======== INPUT FOR THIS TASK
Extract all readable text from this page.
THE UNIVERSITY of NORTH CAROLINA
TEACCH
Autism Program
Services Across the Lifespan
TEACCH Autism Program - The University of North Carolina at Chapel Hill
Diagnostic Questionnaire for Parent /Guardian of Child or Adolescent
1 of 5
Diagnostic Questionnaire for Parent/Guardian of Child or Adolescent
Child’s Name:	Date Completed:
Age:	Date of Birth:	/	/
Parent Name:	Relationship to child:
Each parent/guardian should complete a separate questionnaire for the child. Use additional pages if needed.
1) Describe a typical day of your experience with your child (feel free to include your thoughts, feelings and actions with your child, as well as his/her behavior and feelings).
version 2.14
================
_GOAL_: Repeat the records above exactly, leaving none out.

_FULL ANSWER_:
Extract all readable text from this page.
THE UNIVERSITY of NORTH CAROLINA
TEACCH
Autism Program
Services Across the Lifespan
TEACCH Autism Program - The University of North Carolina at Chapel Hill
Diagnostic Questionnaire for Parent /Guardian of Child or Adolescent
1 of 5
Diagnostic Questionnaire for Parent/Guardian of Child or Adolescent
Child’s Name:	Date Completed:
Age:	Date of Birth:	/	/
Parent Name:	Relationship to child:
Each parent/guardian should complete a separate questionnaire for the child. Use additional pages if needed.
1) Describe a typical day of your experience with your child (feel free to include your thoughts, feelings and actions with your child, as well as his/her behavior and feelings).
version 2.14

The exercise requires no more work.